#### [STORED DATA]

..............................

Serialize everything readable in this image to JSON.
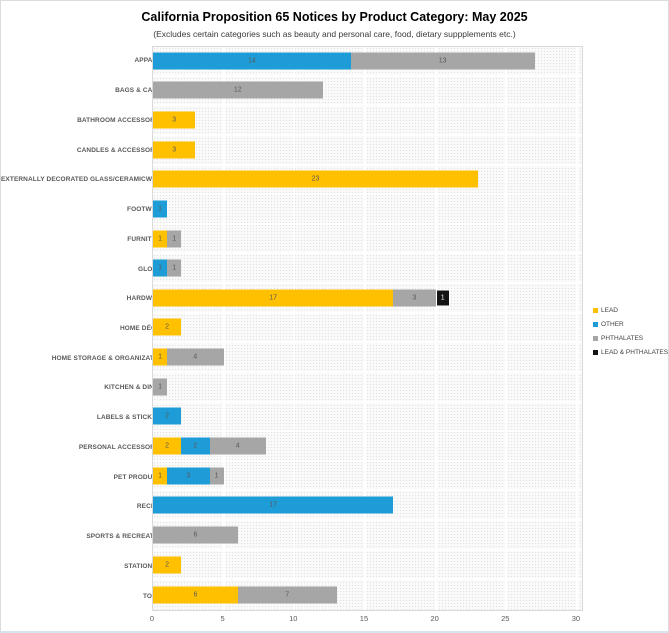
{
  "header": {
    "title": "California Proposition 65 Notices by Product Category: May 2025",
    "subtitle": "(Excludes certain categories such as beauty and personal care, food, dietary suppplements etc.)"
  },
  "legend": [
    {
      "label": "LEAD",
      "color": "#FFC000"
    },
    {
      "label": "OTHER",
      "color": "#1E9CD7"
    },
    {
      "label": "PHTHALATES",
      "color": "#A6A6A6"
    },
    {
      "label": "LEAD & PHTHALATES",
      "color": "#141414"
    }
  ],
  "chart_data": {
    "type": "bar",
    "orientation": "horizontal",
    "stacked": true,
    "title": "California Proposition 65 Notices by Product Category: May 2025",
    "subtitle": "(Excludes certain categories such as beauty and personal care, food, dietary suppplements etc.)",
    "categories": [
      "APPAREL",
      "BAGS & CASES",
      "BATHROOM ACCESSORIES",
      "CANDLES & ACCESSORIES",
      "EXTERNALLY DECORATED GLASS/CERAMICWARE",
      "FOOTWEAR",
      "FURNITURE",
      "GLOVES",
      "HARDWARE",
      "HOME DÉCOR",
      "HOME STORAGE & ORGANIZATION",
      "KITCHEN & DINING",
      "LABELS & STICKERS",
      "PERSONAL ACCESSORIES",
      "PET PRODUCTS",
      "RECEIPT",
      "SPORTS & RECREATION",
      "STATIONERY",
      "TOOLS"
    ],
    "series": [
      {
        "name": "LEAD",
        "color": "#FFC000",
        "values": [
          0,
          0,
          3,
          3,
          23,
          0,
          1,
          0,
          17,
          2,
          1,
          0,
          0,
          2,
          1,
          0,
          0,
          2,
          6
        ]
      },
      {
        "name": "OTHER",
        "color": "#1E9CD7",
        "values": [
          14,
          0,
          0,
          0,
          0,
          1,
          0,
          1,
          0,
          0,
          0,
          0,
          2,
          2,
          3,
          17,
          0,
          0,
          0
        ]
      },
      {
        "name": "PHTHALATES",
        "color": "#A6A6A6",
        "values": [
          13,
          12,
          0,
          0,
          0,
          0,
          1,
          1,
          3,
          0,
          4,
          1,
          0,
          4,
          1,
          0,
          6,
          0,
          7
        ]
      },
      {
        "name": "LEAD & PHTHALATES",
        "color": "#141414",
        "values": [
          0,
          0,
          0,
          0,
          0,
          0,
          0,
          0,
          1,
          0,
          0,
          0,
          0,
          0,
          0,
          0,
          0,
          0,
          0
        ]
      }
    ],
    "x_ticks": [
      0,
      5,
      10,
      15,
      20,
      25,
      30
    ],
    "xlim": [
      0,
      30.5
    ],
    "grid": true,
    "legend_position": "right",
    "data_labels": true
  }
}
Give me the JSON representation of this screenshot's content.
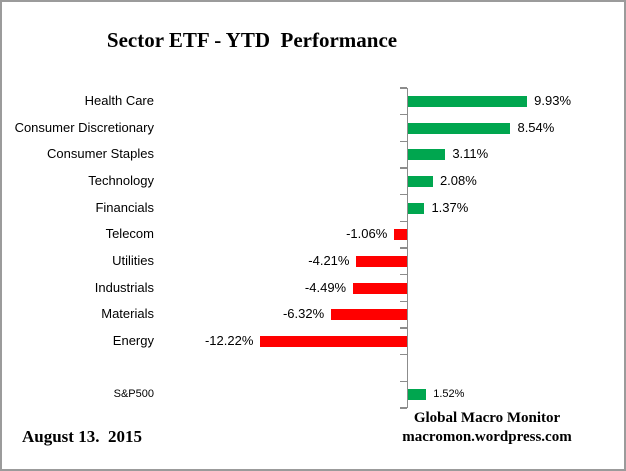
{
  "chart_data": {
    "type": "bar",
    "orientation": "horizontal",
    "title": "Sector ETF - YTD  Performance",
    "categories": [
      "Health Care",
      "Consumer Discretionary",
      "Consumer Staples",
      "Technology",
      "Financials",
      "Telecom",
      "Utilities",
      "Industrials",
      "Materials",
      "Energy",
      "S&P500"
    ],
    "values": [
      9.93,
      8.54,
      3.11,
      2.08,
      1.37,
      -1.06,
      -4.21,
      -4.49,
      -6.32,
      -12.22,
      1.52
    ],
    "value_labels": [
      "9.93%",
      "8.54%",
      "3.11%",
      "2.08%",
      "1.37%",
      "-1.06%",
      "-4.21%",
      "-4.49%",
      "-6.32%",
      "-12.22%",
      "1.52%"
    ],
    "separator_gap_after_category": "Energy",
    "xlabel": "",
    "ylabel": "",
    "xlim": [
      -13.5,
      11
    ],
    "gridlines": false,
    "legend": "none",
    "value_label_position": "outside-end"
  },
  "colors": {
    "positive_bar": "#00a64f",
    "negative_bar": "#ff0000",
    "axis": "#8c8c8c",
    "text": "#000000",
    "border": "#9b9b9b"
  },
  "footer": {
    "date": "August 13.  2015",
    "source_line1": "Global Macro Monitor",
    "source_line2": "macromon.wordpress.com"
  }
}
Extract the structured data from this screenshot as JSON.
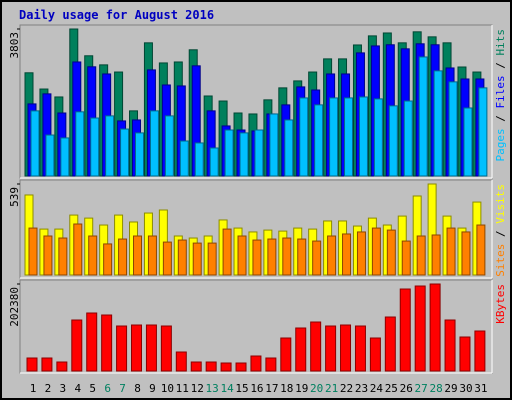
{
  "chart_data": [
    {
      "type": "bar",
      "title": "Daily usage for August 2016",
      "ylim": [
        0,
        3803
      ],
      "yticks": [
        3803
      ],
      "legend_separator": "/",
      "series": [
        {
          "name": "Hits",
          "color": "#00805c",
          "values": [
            2670,
            2250,
            2045,
            3803,
            3110,
            2875,
            2690,
            1685,
            3445,
            2925,
            2950,
            3265,
            2070,
            1940,
            1630,
            1605,
            1970,
            2280,
            2460,
            2690,
            3030,
            3030,
            3390,
            3625,
            3700,
            3445,
            3730,
            3600,
            3445,
            2820,
            2690
          ]
        },
        {
          "name": "Files",
          "color": "#0000ff",
          "values": [
            1865,
            2125,
            1630,
            2950,
            2825,
            2640,
            1425,
            1450,
            2745,
            2355,
            2330,
            2850,
            1685,
            1295,
            1190,
            1165,
            1605,
            1840,
            2305,
            2225,
            2640,
            2640,
            3185,
            3365,
            3395,
            3290,
            3420,
            3395,
            2795,
            2510,
            2510
          ]
        },
        {
          "name": "Pages",
          "color": "#00c0ff",
          "values": [
            1685,
            1060,
            985,
            1660,
            1500,
            1555,
            1215,
            1115,
            1685,
            1555,
            905,
            855,
            725,
            1190,
            1115,
            1190,
            1605,
            1450,
            2020,
            1840,
            2020,
            2020,
            2045,
            1995,
            1815,
            1940,
            3080,
            2720,
            2435,
            1760,
            2280
          ]
        }
      ]
    },
    {
      "type": "bar",
      "ylim": [
        0,
        539
      ],
      "yticks": [
        539
      ],
      "legend_separator": "/",
      "series": [
        {
          "name": "Visits",
          "color": "#ffff00",
          "values": [
            474,
            272,
            272,
            355,
            337,
            296,
            355,
            314,
            367,
            385,
            231,
            219,
            231,
            326,
            278,
            255,
            266,
            260,
            278,
            272,
            320,
            320,
            290,
            337,
            296,
            349,
            468,
            539,
            349,
            278,
            432
          ]
        },
        {
          "name": "Sites",
          "color": "#ff8000",
          "values": [
            278,
            231,
            219,
            302,
            231,
            184,
            213,
            231,
            231,
            195,
            207,
            189,
            189,
            272,
            231,
            207,
            213,
            219,
            213,
            201,
            231,
            243,
            255,
            278,
            266,
            201,
            231,
            237,
            278,
            255,
            296
          ]
        }
      ]
    },
    {
      "type": "bar",
      "ylim": [
        0,
        202380
      ],
      "yticks": [
        202380
      ],
      "categories": [
        "1",
        "2",
        "3",
        "4",
        "5",
        "6",
        "7",
        "8",
        "9",
        "10",
        "11",
        "12",
        "13",
        "14",
        "15",
        "16",
        "17",
        "18",
        "19",
        "20",
        "21",
        "22",
        "23",
        "24",
        "25",
        "26",
        "27",
        "28",
        "29",
        "30",
        "31"
      ],
      "category_colors": [
        "#000000",
        "#000000",
        "#000000",
        "#000000",
        "#000000",
        "#008060",
        "#008060",
        "#000000",
        "#000000",
        "#000000",
        "#000000",
        "#000000",
        "#008060",
        "#008060",
        "#000000",
        "#000000",
        "#000000",
        "#000000",
        "#000000",
        "#008060",
        "#008060",
        "#000000",
        "#000000",
        "#000000",
        "#000000",
        "#000000",
        "#008060",
        "#008060",
        "#000000",
        "#000000",
        "#000000"
      ],
      "series": [
        {
          "name": "KBytes",
          "color": "#ff0000",
          "values": [
            30240,
            30240,
            20930,
            118630,
            134910,
            130260,
            104670,
            107000,
            107000,
            104670,
            44190,
            20930,
            20930,
            18610,
            18610,
            34890,
            30240,
            76760,
            100020,
            113970,
            104670,
            107000,
            104670,
            76760,
            125600,
            190730,
            197710,
            202380,
            118630,
            79080,
            93040
          ]
        }
      ]
    }
  ]
}
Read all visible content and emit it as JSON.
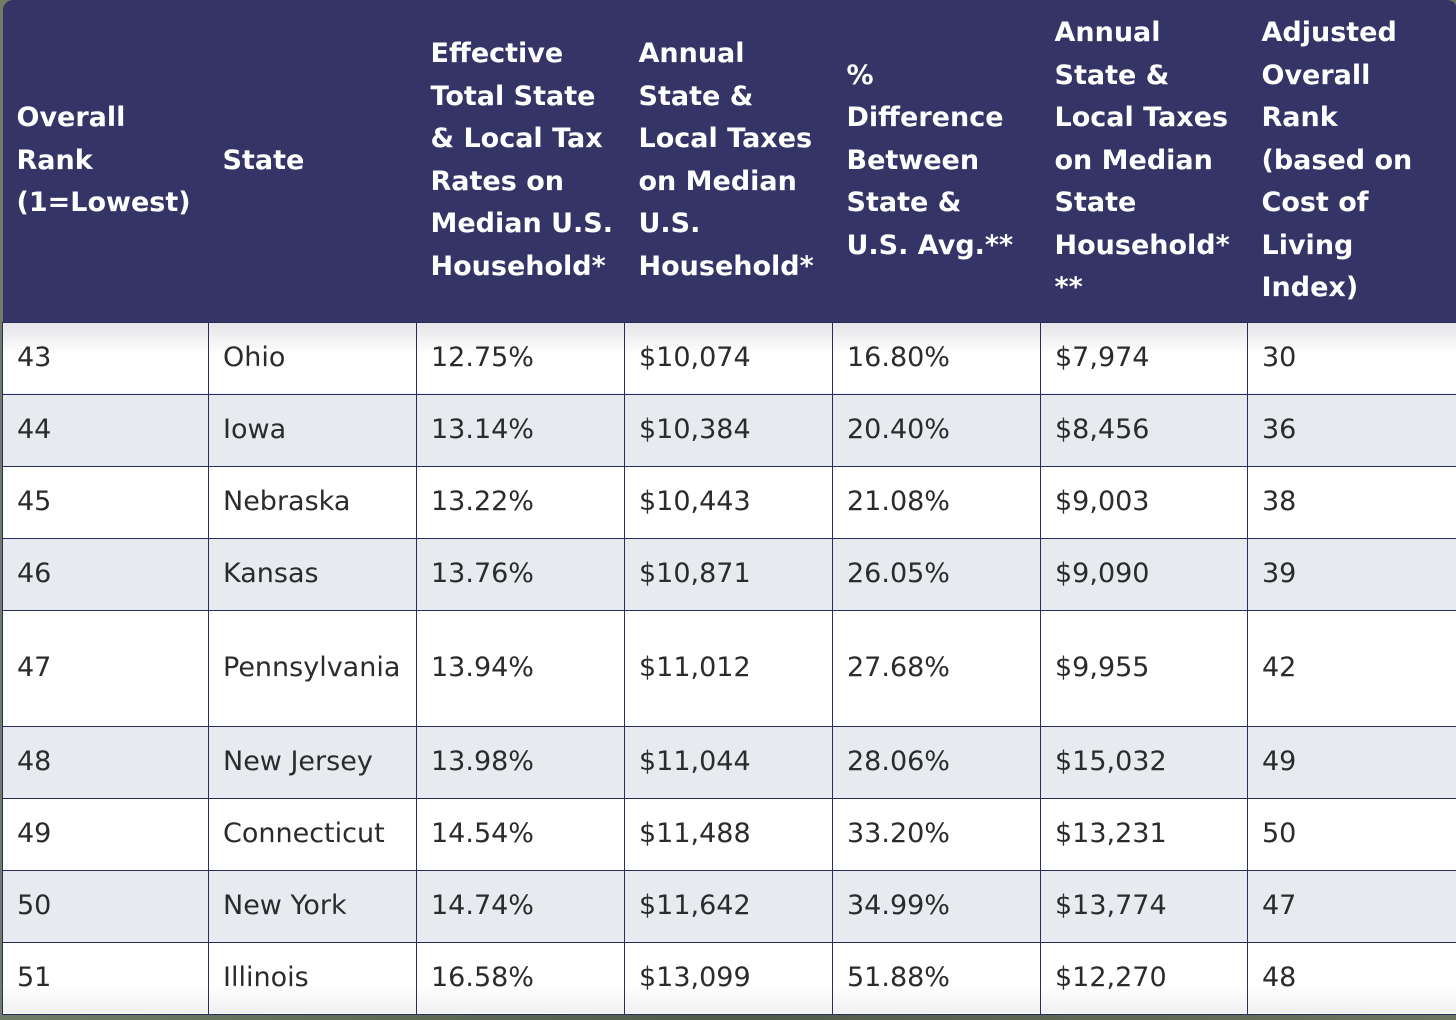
{
  "table": {
    "headers": [
      "Overall Rank (1=Lowest)",
      "State",
      "Effective Total State & Local Tax Rates on Median U.S. Household*",
      "Annual State & Local Taxes on Median U.S. Household*",
      "% Difference Between State & U.S. Avg.**",
      "Annual State & Local Taxes on Median State Household* **",
      "Adjusted Overall Rank (based on Cost of Living Index)"
    ],
    "rows": [
      [
        "43",
        "Ohio",
        "12.75%",
        "$10,074",
        "16.80%",
        "$7,974",
        "30"
      ],
      [
        "44",
        "Iowa",
        "13.14%",
        "$10,384",
        "20.40%",
        "$8,456",
        "36"
      ],
      [
        "45",
        "Nebraska",
        "13.22%",
        "$10,443",
        "21.08%",
        "$9,003",
        "38"
      ],
      [
        "46",
        "Kansas",
        "13.76%",
        "$10,871",
        "26.05%",
        "$9,090",
        "39"
      ],
      [
        "47",
        "Pennsylvania",
        "13.94%",
        "$11,012",
        "27.68%",
        "$9,955",
        "42"
      ],
      [
        "48",
        "New Jersey",
        "13.98%",
        "$11,044",
        "28.06%",
        "$15,032",
        "49"
      ],
      [
        "49",
        "Connecticut",
        "14.54%",
        "$11,488",
        "33.20%",
        "$13,231",
        "50"
      ],
      [
        "50",
        "New York",
        "14.74%",
        "$11,642",
        "34.99%",
        "$13,774",
        "47"
      ],
      [
        "51",
        "Illinois",
        "16.58%",
        "$13,099",
        "51.88%",
        "$12,270",
        "48"
      ]
    ]
  },
  "colors": {
    "header_bg": "#343466",
    "header_text": "#ffffff",
    "row_alt_bg": "#e7ebef",
    "border": "#2c2c5c"
  }
}
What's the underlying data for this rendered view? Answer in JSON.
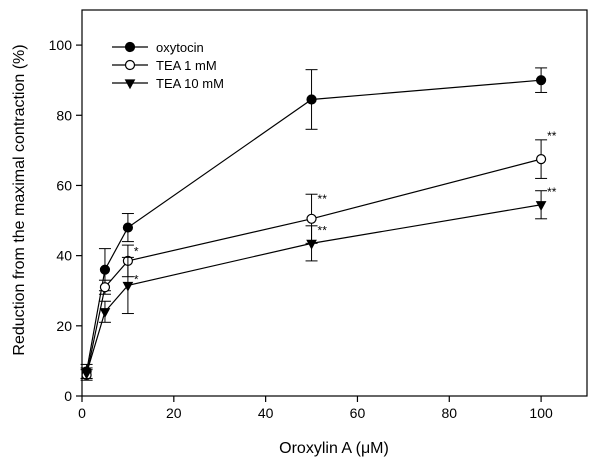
{
  "chart_data": {
    "type": "line",
    "xlabel": "Oroxylin A (μM)",
    "ylabel": "Reduction from the maximal contraction (%)",
    "xlim": [
      0,
      110
    ],
    "ylim": [
      0,
      110
    ],
    "xticks": [
      0,
      20,
      40,
      60,
      80,
      100
    ],
    "yticks": [
      0,
      20,
      40,
      60,
      80,
      100
    ],
    "xtick_labels": [
      "0",
      "20",
      "40",
      "60",
      "80",
      "100"
    ],
    "ytick_labels": [
      "0",
      "20",
      "40",
      "60",
      "80",
      "100"
    ],
    "grid": false,
    "legend_position": "top-left",
    "series": [
      {
        "name": "oxytocin",
        "marker": "filled-circle",
        "color": "#000000",
        "x": [
          1,
          5,
          10,
          50,
          100
        ],
        "y": [
          7,
          36,
          48,
          84.5,
          90
        ],
        "err": [
          2,
          6,
          4,
          8.5,
          3.5
        ]
      },
      {
        "name": "TEA 1 mM",
        "marker": "open-circle",
        "color": "#000000",
        "x": [
          1,
          5,
          10,
          50,
          100
        ],
        "y": [
          6,
          31,
          38.5,
          50.5,
          67.5
        ],
        "err": [
          1.5,
          2,
          4.5,
          7,
          5.5
        ]
      },
      {
        "name": "TEA 10 mM",
        "marker": "filled-triangle-down",
        "color": "#000000",
        "x": [
          1,
          5,
          10,
          50,
          100
        ],
        "y": [
          6.5,
          24,
          31.5,
          43.5,
          54.5
        ],
        "err": [
          1.5,
          3,
          8,
          5,
          4
        ]
      }
    ],
    "annotations": [
      {
        "text": "*",
        "x": 10,
        "y": 40
      },
      {
        "text": "*",
        "x": 10,
        "y": 32
      },
      {
        "text": "**",
        "x": 50,
        "y": 55
      },
      {
        "text": "**",
        "x": 50,
        "y": 46
      },
      {
        "text": "**",
        "x": 100,
        "y": 73
      },
      {
        "text": "**",
        "x": 100,
        "y": 57
      }
    ]
  }
}
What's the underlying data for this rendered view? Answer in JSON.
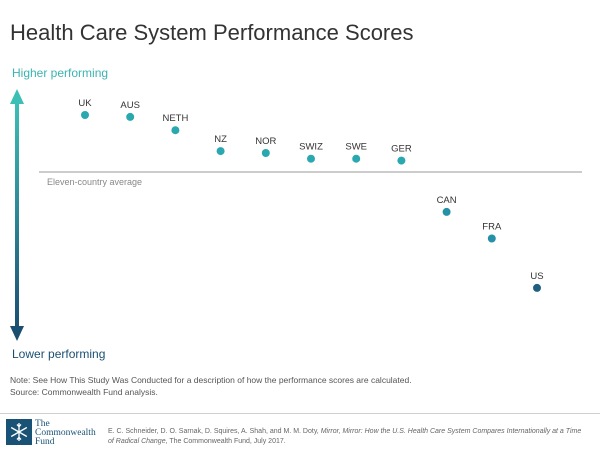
{
  "title": "Health Care System Performance Scores",
  "axis_labels": {
    "top": "Higher performing",
    "bottom": "Lower performing"
  },
  "colors": {
    "top_label": "#3bb3b0",
    "bottom_label": "#1b4f72",
    "average_line": "#999999",
    "point_high": "#2aa8b0",
    "point_low": "#1f5f82"
  },
  "average_label": "Eleven-country average",
  "chart_data": {
    "type": "scatter",
    "title": "Health Care System Performance Scores",
    "ylabel_top": "Higher performing",
    "ylabel_bottom": "Lower performing",
    "reference_line": {
      "label": "Eleven-country average",
      "value": 0
    },
    "categories": [
      "UK",
      "AUS",
      "NETH",
      "NZ",
      "NOR",
      "SWIZ",
      "SWE",
      "GER",
      "CAN",
      "FRA",
      "US"
    ],
    "values": [
      0.3,
      0.29,
      0.22,
      0.11,
      0.1,
      0.07,
      0.07,
      0.06,
      -0.21,
      -0.35,
      -0.61
    ],
    "ylim": [
      -0.8,
      0.5
    ],
    "grid": false,
    "legend": "none"
  },
  "note": "Note: See How This Study Was Conducted for a description of how the performance scores are calculated.",
  "source": "Source: Commonwealth Fund analysis.",
  "logo": {
    "line1": "The",
    "line2": "Commonwealth",
    "line3": "Fund"
  },
  "citation": {
    "authors": "E. C. Schneider, D. O. Sarnak, D. Squires, A. Shah, and M. M. Doty, ",
    "report_title": "Mirror, Mirror: How the U.S. Health Care System Compares Internationally at a Time of Radical Change",
    "publisher": ", The Commonwealth Fund, July 2017."
  }
}
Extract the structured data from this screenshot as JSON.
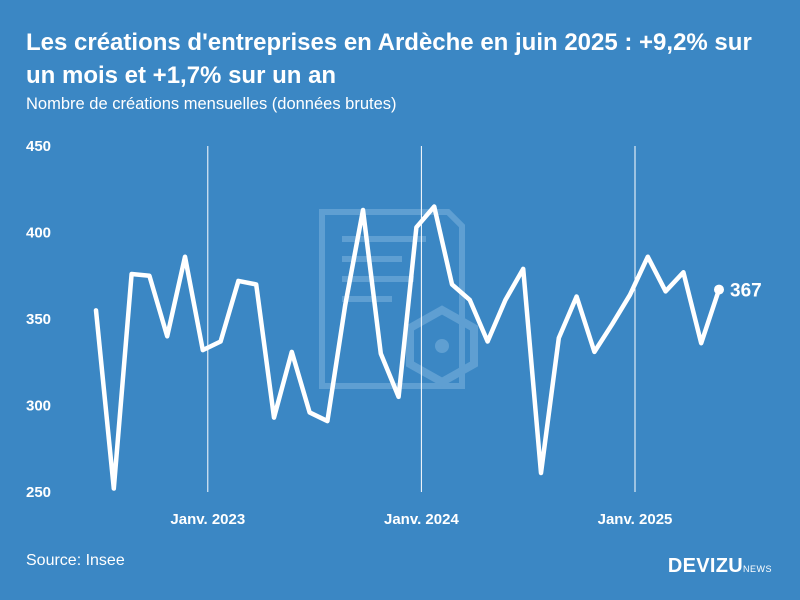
{
  "header": {
    "title": "Les créations d'entreprises en Ardèche en juin 2025 : +9,2% sur un mois et +1,7% sur un an",
    "subtitle": "Nombre de créations mensuelles (données brutes)"
  },
  "footer": {
    "source": "Source: Insee",
    "logo_main": "DEVIZU",
    "logo_sub": "NEWS"
  },
  "colors": {
    "background": "#3b87c4",
    "line": "#ffffff",
    "watermark": "#5f9fd2"
  },
  "chart_data": {
    "type": "line",
    "ylim": [
      250,
      450
    ],
    "yticks": [
      250,
      300,
      350,
      400,
      450
    ],
    "x_ticks": [
      {
        "index": 6,
        "label": "Janv. 2023"
      },
      {
        "index": 18,
        "label": "Janv. 2024"
      },
      {
        "index": 30,
        "label": "Janv. 2025"
      }
    ],
    "grid": "vertical at january ticks",
    "x": [
      "2022-07",
      "2022-08",
      "2022-09",
      "2022-10",
      "2022-11",
      "2022-12",
      "2023-01",
      "2023-02",
      "2023-03",
      "2023-04",
      "2023-05",
      "2023-06",
      "2023-07",
      "2023-08",
      "2023-09",
      "2023-10",
      "2023-11",
      "2023-12",
      "2024-01",
      "2024-02",
      "2024-03",
      "2024-04",
      "2024-05",
      "2024-06",
      "2024-07",
      "2024-08",
      "2024-09",
      "2024-10",
      "2024-11",
      "2024-12",
      "2025-01",
      "2025-02",
      "2025-03",
      "2025-04",
      "2025-05",
      "2025-06"
    ],
    "values": [
      355,
      252,
      376,
      375,
      340,
      386,
      332,
      337,
      372,
      370,
      293,
      331,
      296,
      291,
      358,
      413,
      330,
      305,
      403,
      415,
      370,
      361,
      337,
      361,
      379,
      261,
      339,
      363,
      331,
      347,
      364,
      386,
      366,
      377,
      336,
      367
    ],
    "end_label": "367"
  }
}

..............................

#### [YOUR GOAL]
Gather each line from the listing above that holds "beauty".

#### [RESULT OF THIS TASK]
    "subtitle": "(Excludes certain categories such as beauty and personal care, food, dietary suppplements etc.)"
    "subtitle": "(Excludes certain categories such as beauty and personal care, food, dietary suppplements etc.)",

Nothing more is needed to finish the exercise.